* What this task involves *
Each line below that includes the word "increased" is to be reported.

--*--

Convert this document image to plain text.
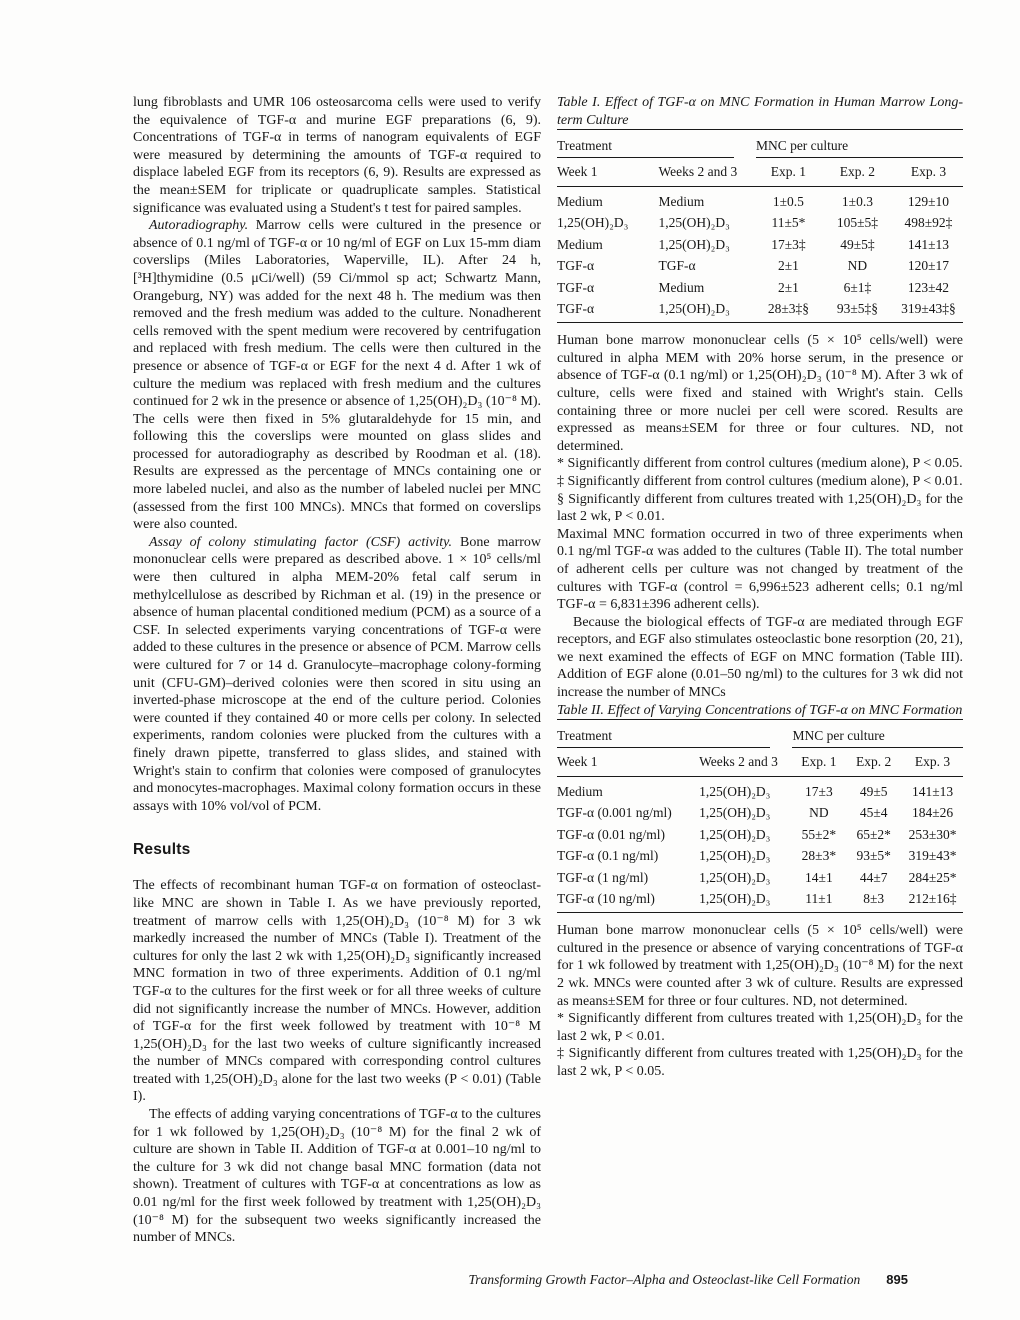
lung fibroblasts and UMR 106 osteosarcoma cells were used to verify the equivalence of TGF-α and murine EGF preparations (6, 9). Concentrations of TGF-α in terms of nanogram equivalents of EGF were measured by determining the amounts of TGF-α required to displace labeled EGF from its receptors (6, 9). Results are expressed as the mean±SEM for triplicate or quadruplicate samples. Statistical significance was evaluated using a Student's t test for paired samples.

Autoradiography. Marrow cells were cultured in the presence or absence of 0.1 ng/ml of TGF-α or 10 ng/ml of EGF on Lux 15-mm diam coverslips (Miles Laboratories, Waperville, IL). After 24 h, [³H]thymidine (0.5 μCi/well) (59 Ci/mmol sp act; Schwartz Mann, Orangeburg, NY) was added for the next 48 h. The medium was then removed and the fresh medium was added to the culture. Nonadherent cells removed with the spent medium were recovered by centrifugation and replaced with fresh medium. The cells were then cultured in the presence or absence of TGF-α or EGF for the next 4 d. After 1 wk of culture the medium was replaced with fresh medium and the cultures continued for 2 wk in the presence or absence of 1,25(OH)₂D₃ (10⁻⁸ M). The cells were then fixed in 5% glutaraldehyde for 15 min, and following this the coverslips were mounted on glass slides and processed for autoradiography as described by Roodman et al. (18). Results are expressed as the percentage of MNCs containing one or more labeled nuclei, and also as the number of labeled nuclei per MNC (assessed from the first 100 MNCs). MNCs that formed on coverslips were also counted.

Assay of colony stimulating factor (CSF) activity. Bone marrow mononuclear cells were prepared as described above. 1 × 10⁵ cells/ml were then cultured in alpha MEM-20% fetal calf serum in methylcellulose as described by Richman et al. (19) in the presence or absence of human placental conditioned medium (PCM) as a source of a CSF. In selected experiments varying concentrations of TGF-α were added to these cultures in the presence or absence of PCM. Marrow cells were cultured for 7 or 14 d. Granulocyte–macrophage colony-forming unit (CFU-GM)–derived colonies were then scored in situ using an inverted-phase microscope at the end of the culture period. Colonies were counted if they contained 40 or more cells per colony. In selected experiments, random colonies were plucked from the cultures with a finely drawn pipette, transferred to glass slides, and stained with Wright's stain to confirm that colonies were composed of granulocytes and monocytes-macrophages. Maximal colony formation occurs in these assays with 10% vol/vol of PCM.

Results

The effects of recombinant human TGF-α on formation of osteoclast-like MNC are shown in Table I. As we have previously reported, treatment of marrow cells with 1,25(OH)₂D₃ (10⁻⁸ M) for 3 wk markedly increased the number of MNCs (Table I). Treatment of the cultures for only the last 2 wk with 1,25(OH)₂D₃ significantly increased MNC formation in two of three experiments. Addition of 0.1 ng/ml TGF-α to the cultures for the first week or for all three weeks of culture did not significantly increase the number of MNCs. However, addition of TGF-α for the first week followed by treatment with 10⁻⁸ M 1,25(OH)₂D₃ for the last two weeks of culture significantly increased the number of MNCs compared with corresponding control cultures treated with 1,25(OH)₂D₃ alone for the last two weeks (P < 0.01) (Table I).

The effects of adding varying concentrations of TGF-α to the cultures for 1 wk followed by 1,25(OH)₂D₃ (10⁻⁸ M) for the final 2 wk of culture are shown in Table II. Addition of TGF-α at 0.001–10 ng/ml to the culture for 3 wk did not change basal MNC formation (data not shown). Treatment of cultures with TGF-α at concentrations as low as 0.01 ng/ml for the first week followed by treatment with 1,25(OH)₂D₃ (10⁻⁸ M) for the subsequent two weeks significantly increased the number of MNCs.

Table I. Effect of TGF-α on MNC Formation in Human Marrow Long-term Culture

Treatment		MNC per culture		

Week 1	Weeks 2 and 3	Exp. 1	Exp. 2	Exp. 3
Medium	Medium	1±0.5	1±0.3	129±10
1,25(OH)₂D₃	1,25(OH)₂D₃	11±5*	105±5‡	498±92‡
Medium	1,25(OH)₂D₃	17±3‡	49±5‡	141±13
TGF-α	TGF-α	2±1	ND	120±17
TGF-α	Medium	2±1	6±1‡	123±42
TGF-α	1,25(OH)₂D₃	28±3‡§	93±5‡§	319±43‡§

Human bone marrow mononuclear cells (5 × 10⁵ cells/well) were cultured in alpha MEM with 20% horse serum, in the presence or absence of TGF-α (0.1 ng/ml) or 1,25(OH)₂D₃ (10⁻⁸ M). After 3 wk of culture, cells were fixed and stained with Wright's stain. Cells containing three or more nuclei per cell were scored. Results are expressed as means±SEM for three or four cultures. ND, not determined.

* Significantly different from control cultures (medium alone), P < 0.05.

‡ Significantly different from control cultures (medium alone), P < 0.01.

§ Significantly different from cultures treated with 1,25(OH)₂D₃ for the last 2 wk, P < 0.01.

Maximal MNC formation occurred in two of three experiments when 0.1 ng/ml TGF-α was added to the cultures (Table II). The total number of adherent cells per culture was not changed by treatment of the cultures with TGF-α (control = 6,996±523 adherent cells; 0.1 ng/ml TGF-α = 6,831±396 adherent cells).

Because the biological effects of TGF-α are mediated through EGF receptors, and EGF also stimulates osteoclastic bone resorption (20, 21), we next examined the effects of EGF on MNC formation (Table III). Addition of EGF alone (0.01–50 ng/ml) to the cultures for 3 wk did not increase the number of MNCs

Table II. Effect of Varying Concentrations of TGF-α on MNC Formation

Treatment		MNC per culture		

Week 1	Weeks 2 and 3	Exp. 1	Exp. 2	Exp. 3
Medium	1,25(OH)₂D₃	17±3	49±5	141±13
TGF-α (0.001 ng/ml)	1,25(OH)₂D₃	ND	45±4	184±26
TGF-α (0.01 ng/ml)	1,25(OH)₂D₃	55±2*	65±2*	253±30*
TGF-α (0.1 ng/ml)	1,25(OH)₂D₃	28±3*	93±5*	319±43*
TGF-α (1 ng/ml)	1,25(OH)₂D₃	14±1	44±7	284±25*
TGF-α (10 ng/ml)	1,25(OH)₂D₃	11±1	8±3	212±16‡

Human bone marrow mononuclear cells (5 × 10⁵ cells/well) were cultured in the presence or absence of varying concentrations of TGF-α for 1 wk followed by treatment with 1,25(OH)₂D₃ (10⁻⁸ M) for the next 2 wk. MNCs were counted after 3 wk of culture. Results are expressed as means±SEM for three or four cultures. ND, not determined.

* Significantly different from cultures treated with 1,25(OH)₂D₃ for the last 2 wk, P < 0.01.

‡ Significantly different from cultures treated with 1,25(OH)₂D₃ for the last 2 wk, P < 0.05.

Transforming Growth Factor–Alpha and Osteoclast-like Cell Formation 895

--*--

* Answer space *
The effects of recombinant human TGF-α on formation of osteoclast-like MNC are shown in Table I. As we have previously reported, treatment of marrow cells with 1,25(OH)₂D₃ (10⁻⁸ M) for 3 wk markedly increased the number of MNCs (Table I). Treatment of the cultures for only the last 2 wk with 1,25(OH)₂D₃ significantly increased MNC formation in two of three experiments. Addition of 0.1 ng/ml TGF-α to the cultures for the first week or for all three weeks of culture did not significantly increase the number of MNCs. However, addition of TGF-α for the first week followed by treatment with 10⁻⁸ M 1,25(OH)₂D₃ for the last two weeks of culture significantly increased the number of MNCs compared with corresponding control cultures treated with 1,25(OH)₂D₃ alone for the last two weeks (P < 0.01) (Table I).
The effects of adding varying concentrations of TGF-α to the cultures for 1 wk followed by 1,25(OH)₂D₃ (10⁻⁸ M) for the final 2 wk of culture are shown in Table II. Addition of TGF-α at 0.001–10 ng/ml to the culture for 3 wk did not change basal MNC formation (data not shown). Treatment of cultures with TGF-α at concentrations as low as 0.01 ng/ml for the first week followed by treatment with 1,25(OH)₂D₃ (10⁻⁸ M) for the subsequent two weeks significantly increased the number of MNCs.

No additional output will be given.